## START Raw records

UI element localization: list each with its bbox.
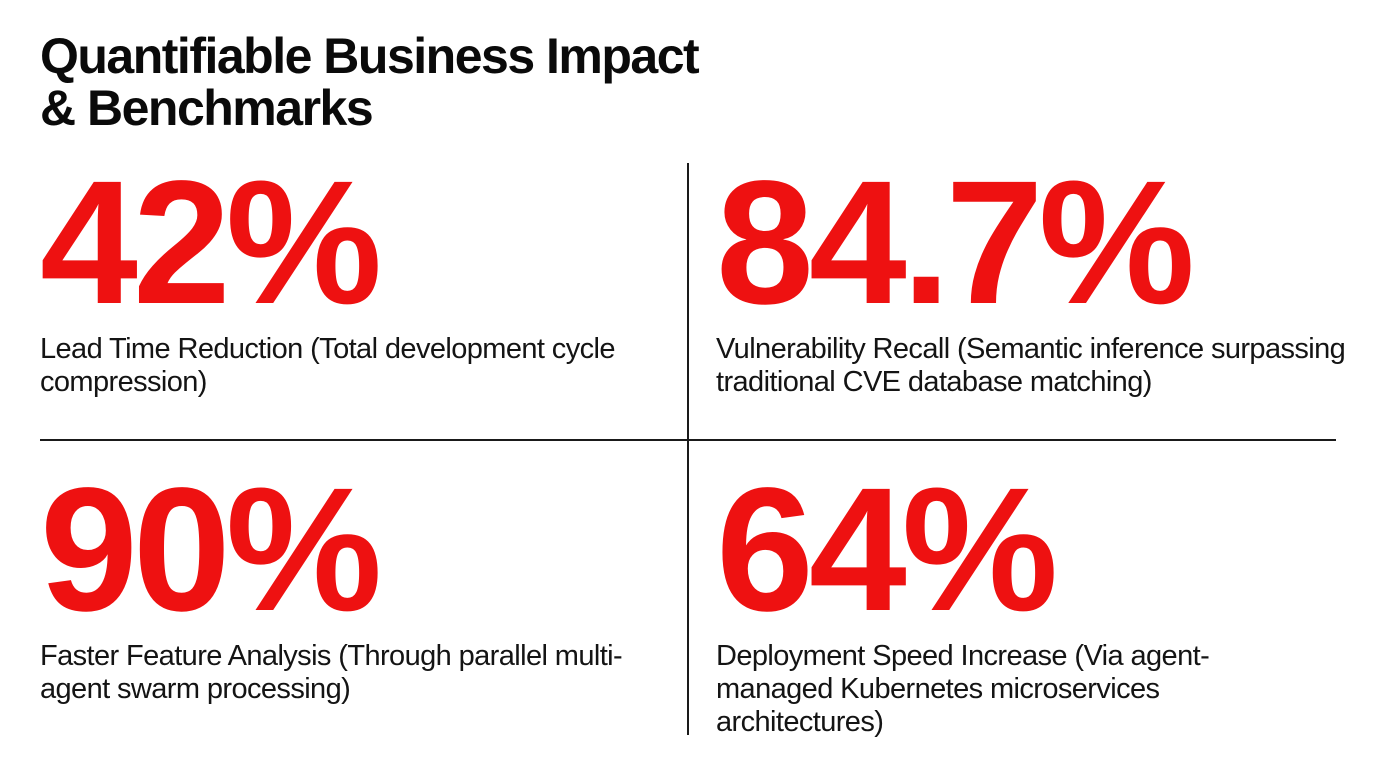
metric-value: 42% [40,145,382,341]
metric-card-feature-analysis: 90% Faster Feature Analysis (Through par… [40,452,670,706]
page-title-line-1: Quantifiable Business Impact [40,28,700,84]
metric-value: 90% [40,452,382,648]
page-title: Quantifiable Business Impact & Benchmark… [40,28,700,136]
metric-card-vulnerability-recall: 84.7% Vulnerability Recall (Semantic inf… [716,145,1346,399]
page-title-line-2: & Benchmarks [40,80,374,136]
metric-card-lead-time: 42% Lead Time Reduction (Total developme… [40,145,670,399]
vertical-divider [687,163,689,735]
metric-description: Lead Time Reduction (Total development c… [40,333,615,398]
metric-description: Faster Feature Analysis (Through paralle… [40,640,623,705]
metric-description: Deployment Speed Increase (Via agent-man… [716,640,1210,738]
metric-card-deployment-speed: 64% Deployment Speed Increase (Via agent… [716,452,1346,739]
metric-value: 84.7% [716,145,1195,341]
metric-description: Vulnerability Recall (Semantic inference… [716,333,1346,398]
horizontal-divider [40,439,1336,441]
metric-value: 64% [716,452,1058,648]
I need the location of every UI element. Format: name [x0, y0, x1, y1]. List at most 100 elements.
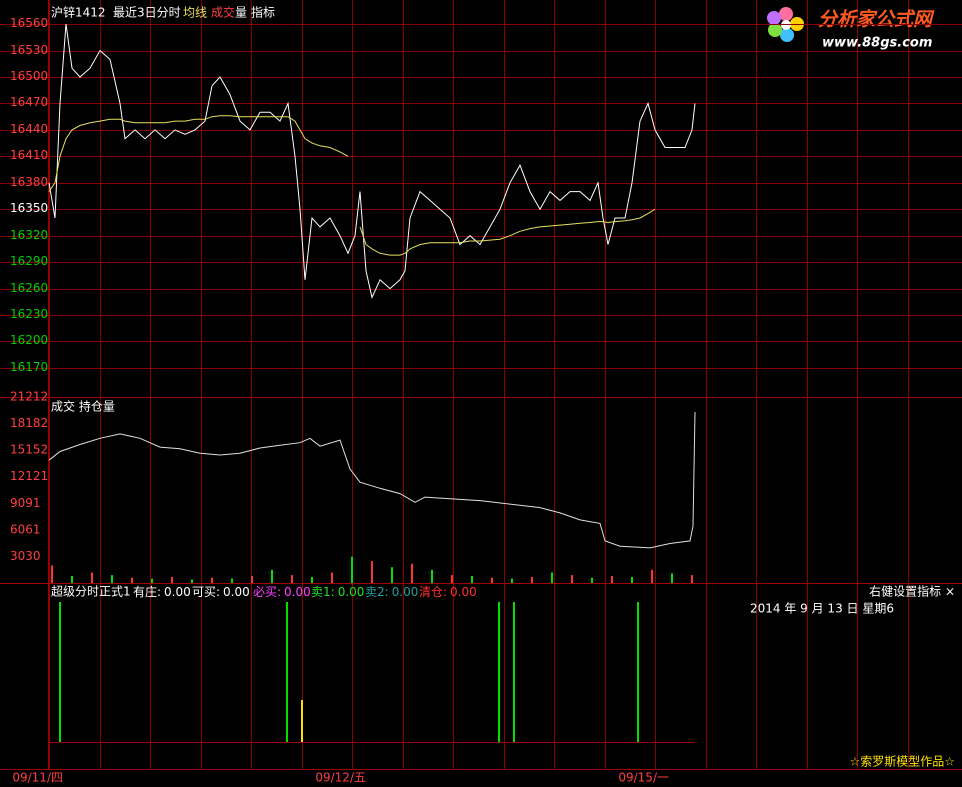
volume-bar — [531, 576, 533, 583]
indicator-name: 卖1: — [311, 585, 335, 599]
y-tick-label: 16200 — [10, 333, 48, 347]
panel-title: 超级分时正式1 — [51, 584, 131, 599]
indicator-bar — [513, 602, 515, 742]
symbol: 沪锌1412 — [51, 6, 106, 20]
open-interest-line — [48, 411, 696, 549]
indicator-item: 卖1: 0.00 — [311, 585, 364, 599]
ma-label: 均线 — [183, 6, 207, 20]
volume-bar — [71, 575, 73, 583]
volume-bar — [551, 572, 553, 583]
indicator-bar — [498, 602, 500, 742]
indicator-value: 0.00 — [450, 585, 477, 599]
volume-bar — [111, 575, 113, 583]
volume-bar — [311, 576, 313, 583]
y-tick-label: 16230 — [10, 307, 48, 321]
volume-bar — [171, 576, 173, 583]
indicator-bar — [286, 602, 288, 742]
volume-bar — [431, 569, 433, 583]
y-tick-label: 3030 — [10, 549, 41, 563]
indicator-label: 指标 — [251, 5, 275, 20]
volume-bar — [571, 575, 573, 583]
y-tick-label: 16410 — [10, 148, 48, 162]
indicator-value: 0.00 — [223, 585, 250, 599]
indicator-bar — [637, 602, 639, 742]
indicator-item: 有庄: 0.00 — [133, 584, 191, 599]
volume-bar — [651, 569, 653, 583]
volume-bar — [351, 556, 353, 583]
y-tick-label: 15152 — [10, 443, 48, 457]
volume-bar — [391, 567, 393, 583]
y-tick-label: 16500 — [10, 69, 48, 83]
indicator-value: 0.00 — [164, 585, 191, 599]
indicator-item: 可买: 0.00 — [192, 585, 250, 599]
volume-bar — [371, 561, 373, 583]
logo-title: 分析家公式网 — [818, 9, 935, 31]
volume-bar — [151, 578, 153, 583]
volume-bar — [611, 575, 613, 583]
y-tick-label: 21212 — [10, 390, 48, 404]
x-tick-label: 09/12/五 — [315, 771, 366, 785]
price-line — [48, 24, 696, 299]
volume-bar — [671, 573, 673, 583]
y-tick-label: 16170 — [10, 360, 48, 374]
date-label: 2014 年 9 月 13 日 星期6 — [750, 602, 894, 616]
indicator-bar — [59, 602, 61, 742]
y-tick-label: 16530 — [10, 43, 48, 57]
period: 最近3日分时 — [113, 6, 181, 20]
y-tick-label: 16320 — [10, 228, 48, 242]
y-tick-label: 16350 — [10, 201, 48, 215]
logo-url: www.88gs.com — [822, 36, 932, 51]
y-tick-label: 16260 — [10, 281, 48, 295]
indicator-name: 可买: — [192, 585, 220, 599]
indicator-bar — [301, 700, 303, 742]
y-tick-label: 16380 — [10, 175, 48, 189]
frame — [0, 0, 962, 770]
volume-bar — [451, 575, 453, 583]
volume-bar — [251, 575, 253, 583]
y-tick-label: 16560 — [10, 16, 48, 30]
volume-bar — [471, 575, 473, 583]
volume-bar — [491, 577, 493, 583]
volume-bar — [411, 563, 413, 583]
indicator-name: 必买: — [253, 585, 281, 599]
volume-bar — [51, 565, 53, 583]
volume-bar — [91, 572, 93, 583]
y-tick-label: 16440 — [10, 122, 48, 136]
average-line — [48, 115, 656, 256]
indicator-item: 清仓: 0.00 — [419, 585, 477, 599]
credit: ☆索罗斯模型作品☆ — [849, 755, 955, 769]
x-tick-label: 09/11/四 — [12, 771, 63, 785]
indicator-name: 有庄: — [133, 584, 161, 599]
indicator-value: 0.00 — [338, 585, 365, 599]
volume-bar — [291, 575, 293, 583]
volume-bar — [271, 569, 273, 583]
y-tick-label: 9091 — [10, 496, 41, 510]
volume-bar — [231, 578, 233, 583]
indicator-item: 必买: 0.00 — [253, 585, 311, 599]
y-tick-label: 6061 — [10, 522, 41, 536]
indicator-item: 卖2: 0.00 — [365, 585, 418, 599]
volume-bar — [331, 572, 333, 583]
volume-bar — [511, 578, 513, 583]
volume-bar — [691, 575, 693, 583]
indicator-value: 0.00 — [392, 585, 419, 599]
indicator-name: 清仓: — [419, 585, 447, 599]
x-tick-label: 09/15/一 — [618, 771, 669, 785]
volume-bar — [591, 577, 593, 583]
vgrid — [49, 0, 909, 770]
volume-bar — [631, 576, 633, 583]
y-tick-label: 18182 — [10, 416, 48, 430]
settings[interactable]: 右健设置指标 × — [869, 584, 955, 599]
vol-label-b: 量 — [235, 6, 247, 20]
panel-title: 成交 持仓量 — [51, 399, 115, 414]
y-tick-label: 16290 — [10, 254, 48, 268]
indicator-value: 0.00 — [284, 585, 311, 599]
y-tick-label: 16470 — [10, 95, 48, 109]
volume-bar — [131, 577, 133, 583]
volume-bar — [191, 579, 193, 583]
indicator-name: 卖2: — [365, 585, 389, 599]
volume-bar — [211, 577, 213, 583]
y-tick-label: 12121 — [10, 469, 48, 483]
vol-label: 成交 — [211, 5, 235, 20]
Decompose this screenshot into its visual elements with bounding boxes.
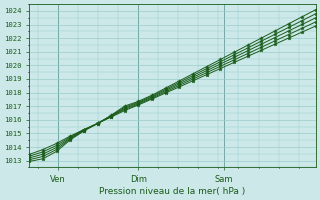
X-axis label: Pression niveau de la mer( hPa ): Pression niveau de la mer( hPa ) (100, 187, 246, 196)
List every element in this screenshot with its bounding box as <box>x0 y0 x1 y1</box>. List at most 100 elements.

## END Raw records

Exercise directions: Quote all of the records above verbatim, leaving out the pictures.

Answer in full:
UI element localization: list each with its bbox.
metric-value: 42% [40,145,382,341]
metric-card-feature-analysis: 90% Faster Feature Analysis (Through par… [40,452,670,706]
page-title-line-1: Quantifiable Business Impact [40,28,700,84]
metric-value: 90% [40,452,382,648]
page-title: Quantifiable Business Impact & Benchmark… [40,28,700,136]
metric-card-vulnerability-recall: 84.7% Vulnerability Recall (Semantic inf… [716,145,1346,399]
page-title-line-2: & Benchmarks [40,80,374,136]
metric-card-lead-time: 42% Lead Time Reduction (Total developme… [40,145,670,399]
vertical-divider [687,163,689,735]
metric-description: Lead Time Reduction (Total development c… [40,333,615,398]
metric-description: Faster Feature Analysis (Through paralle… [40,640,623,705]
metric-description: Deployment Speed Increase (Via agent-man… [716,640,1210,738]
metric-card-deployment-speed: 64% Deployment Speed Increase (Via agent… [716,452,1346,739]
metric-value: 84.7% [716,145,1195,341]
metric-description: Vulnerability Recall (Semantic inference… [716,333,1346,398]
horizontal-divider [40,439,1336,441]
metric-value: 64% [716,452,1058,648]
I need the location of every UI element. Format: name [x0, y0, x1, y1]. List at most 100 elements.
volume-bar — [531, 576, 533, 583]
indicator-name: 卖1: — [311, 585, 335, 599]
y-tick-label: 16200 — [10, 333, 48, 347]
panel-title: 超级分时正式1 — [51, 584, 131, 599]
indicator-bar — [513, 602, 515, 742]
symbol: 沪锌1412 — [51, 6, 106, 20]
open-interest-line — [48, 411, 696, 549]
indicator-item: 卖1: 0.00 — [311, 585, 364, 599]
ma-label: 均线 — [183, 6, 207, 20]
volume-bar — [71, 575, 73, 583]
volume-bar — [551, 572, 553, 583]
indicator-bar — [498, 602, 500, 742]
indicator-value: 0.00 — [450, 585, 477, 599]
volume-bar — [111, 575, 113, 583]
volume-bar — [311, 576, 313, 583]
y-tick-label: 16230 — [10, 307, 48, 321]
volume-bar — [171, 576, 173, 583]
indicator-bar — [286, 602, 288, 742]
volume-bar — [431, 569, 433, 583]
y-tick-label: 3030 — [10, 549, 41, 563]
indicator-label: 指标 — [251, 5, 275, 20]
volume-bar — [571, 575, 573, 583]
y-tick-label: 16410 — [10, 148, 48, 162]
indicator-value: 0.00 — [223, 585, 250, 599]
indicator-bar — [637, 602, 639, 742]
indicator-item: 有庄: 0.00 — [133, 584, 191, 599]
volume-bar — [651, 569, 653, 583]
volume-bar — [351, 556, 353, 583]
y-tick-label: 15152 — [10, 443, 48, 457]
volume-bar — [391, 567, 393, 583]
y-tick-label: 16500 — [10, 69, 48, 83]
indicator-value: 0.00 — [164, 585, 191, 599]
indicator-item: 可买: 0.00 — [192, 585, 250, 599]
volume-bar — [371, 561, 373, 583]
logo-title: 分析家公式网 — [818, 9, 935, 31]
volume-bar — [151, 578, 153, 583]
volume-bar — [611, 575, 613, 583]
y-tick-label: 21212 — [10, 390, 48, 404]
x-tick-label: 09/12/五 — [315, 771, 366, 785]
price-line — [48, 24, 696, 299]
volume-bar — [671, 573, 673, 583]
y-tick-label: 16170 — [10, 360, 48, 374]
date-label: 2014 年 9 月 13 日 星期6 — [750, 602, 894, 616]
indicator-bar — [59, 602, 61, 742]
y-tick-label: 16530 — [10, 43, 48, 57]
period: 最近3日分时 — [113, 6, 181, 20]
y-tick-label: 16320 — [10, 228, 48, 242]
y-tick-label: 16350 — [10, 201, 48, 215]
logo-url: www.88gs.com — [822, 36, 932, 51]
y-tick-label: 16260 — [10, 281, 48, 295]
indicator-name: 可买: — [192, 585, 220, 599]
indicator-bar — [301, 700, 303, 742]
y-tick-label: 16380 — [10, 175, 48, 189]
frame — [0, 0, 962, 770]
volume-bar — [451, 575, 453, 583]
volume-bar — [251, 575, 253, 583]
y-tick-label: 16560 — [10, 16, 48, 30]
volume-bar — [471, 575, 473, 583]
volume-bar — [491, 577, 493, 583]
volume-bar — [411, 563, 413, 583]
indicator-name: 必买: — [253, 585, 281, 599]
volume-bar — [51, 565, 53, 583]
volume-bar — [91, 572, 93, 583]
y-tick-label: 16440 — [10, 122, 48, 136]
average-line — [48, 115, 656, 256]
indicator-item: 清仓: 0.00 — [419, 585, 477, 599]
credit: ☆索罗斯模型作品☆ — [849, 755, 955, 769]
x-tick-label: 09/11/四 — [12, 771, 63, 785]
indicator-name: 有庄: — [133, 584, 161, 599]
indicator-value: 0.00 — [338, 585, 365, 599]
volume-bar — [291, 575, 293, 583]
volume-bar — [271, 569, 273, 583]
y-tick-label: 9091 — [10, 496, 41, 510]
volume-bar — [231, 578, 233, 583]
indicator-item: 必买: 0.00 — [253, 585, 311, 599]
y-tick-label: 6061 — [10, 522, 41, 536]
indicator-item: 卖2: 0.00 — [365, 585, 418, 599]
volume-bar — [331, 572, 333, 583]
volume-bar — [511, 578, 513, 583]
volume-bar — [691, 575, 693, 583]
indicator-value: 0.00 — [392, 585, 419, 599]
indicator-name: 清仓: — [419, 585, 447, 599]
x-tick-label: 09/15/一 — [618, 771, 669, 785]
volume-bar — [591, 577, 593, 583]
vgrid — [49, 0, 909, 770]
volume-bar — [631, 576, 633, 583]
y-tick-label: 18182 — [10, 416, 48, 430]
settings[interactable]: 右健设置指标 × — [869, 584, 955, 599]
vol-label-b: 量 — [235, 6, 247, 20]
panel-title: 成交 持仓量 — [51, 399, 115, 414]
y-tick-label: 16290 — [10, 254, 48, 268]
indicator-value: 0.00 — [284, 585, 311, 599]
y-tick-label: 16470 — [10, 95, 48, 109]
volume-bar — [131, 577, 133, 583]
volume-bar — [191, 579, 193, 583]
indicator-name: 卖2: — [365, 585, 389, 599]
volume-bar — [211, 577, 213, 583]
y-tick-label: 12121 — [10, 469, 48, 483]
vol-label: 成交 — [211, 5, 235, 20]
Decompose this screenshot into its visual elements with bounding boxes.
X-axis label: Pression niveau de la mer( hPa ): Pression niveau de la mer( hPa ) (100, 187, 246, 196)
List every element in this screenshot with its bounding box as <box>x0 y0 x1 y1</box>. List at most 100 elements.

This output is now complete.